⟨

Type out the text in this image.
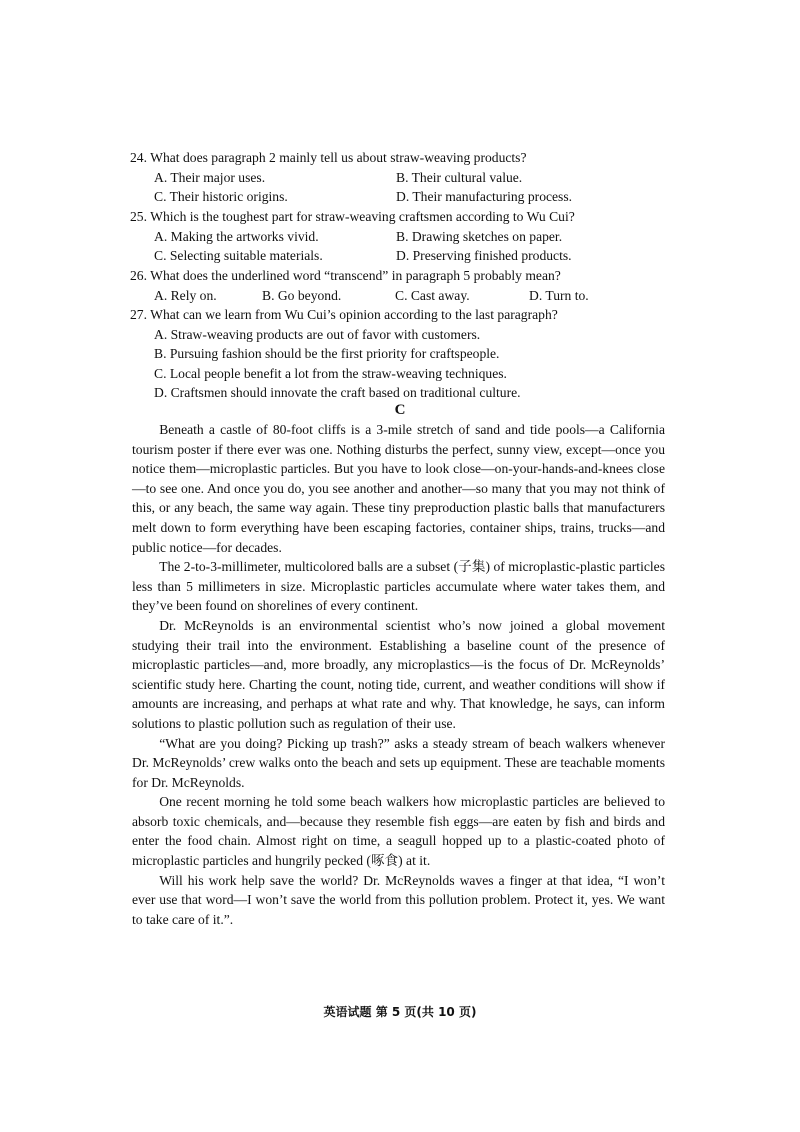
24. What does paragraph 2 mainly tell us about straw-weaving products?
A. Their major uses.	B. Their cultural value.
C. Their historic origins.	D. Their manufacturing process.
25. Which is the toughest part for straw-weaving craftsmen according to Wu Cui?
A. Making the artworks vivid.	B. Drawing sketches on paper.
C. Selecting suitable materials.	D. Preserving finished products.
26. What does the underlined word “transcend” in paragraph 5 probably mean?
A. Rely on.	B. Go beyond.	C. Cast away.	D. Turn to.
27. What can we learn from Wu Cui’s opinion according to the last paragraph?
A. Straw-weaving products are out of favor with customers.
B. Pursuing fashion should be the first priority for craftspeople.
C. Local people benefit a lot from the straw-weaving techniques.
D. Craftsmen should innovate the craft based on traditional culture.
C

Beneath a castle of 80-foot cliffs is a 3-mile stretch of sand and tide pools—a California tourism poster if there ever was one. Nothing disturbs the perfect, sunny view, except—once you notice them—microplastic particles. But you have to look close—on-your-hands-and-knees close—to see one. And once you do, you see another and another—so many that you may not think of this, or any beach, the same way again. These tiny preproduction plastic balls that manufacturers melt down to form everything have been escaping factories, container ships, trains, trucks—and public notice—for decades.

The 2-to-3-millimeter, multicolored balls are a subset (子集) of microplastic-plastic particles less than 5 millimeters in size. Microplastic particles accumulate where water takes them, and they’ve been found on shorelines of every continent.

Dr. McReynolds is an environmental scientist who’s now joined a global movement studying their trail into the environment. Establishing a baseline count of the presence of microplastic particles—and, more broadly, any microplastics—is the focus of Dr. McReynolds’ scientific study here. Charting the count, noting tide, current, and weather conditions will show if amounts are increasing, and perhaps at what rate and why. That knowledge, he says, can inform solutions to plastic pollution such as regulation of their use.

“What are you doing? Picking up trash?” asks a steady stream of beach walkers whenever Dr. McReynolds’ crew walks onto the beach and sets up equipment. These are teachable moments for Dr. McReynolds.

One recent morning he told some beach walkers how microplastic particles are believed to absorb toxic chemicals, and—because they resemble fish eggs—are eaten by fish and birds and enter the food chain. Almost right on time, a seagull hopped up to a plastic-coated photo of microplastic particles and hungrily pecked (啄食) at it.

Will his work help save the world? Dr. McReynolds waves a finger at that idea, “I won’t ever use that word—I won’t save the world from this pollution problem. Protect it, yes. We want to take care of it.”.

英语试题 第 5 页(共 10 页)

⟩

▸ **PROBLEM**: Write out every line from the entries where "walkers" appears.

▸ **SOLUTION BELOW**:
“What are you doing? Picking up trash?” asks a steady stream of beach walkers whenever Dr. McReynolds’ crew walks onto the beach and sets up equipment. These are teachable moments for Dr. McReynolds.
One recent morning he told some beach walkers how microplastic particles are believed to absorb toxic chemicals, and—because they resemble fish eggs—are eaten by fish and birds and enter the food chain. Almost right on time, a seagull hopped up to a plastic-coated photo of microplastic particles and hungrily pecked (啄食) at it.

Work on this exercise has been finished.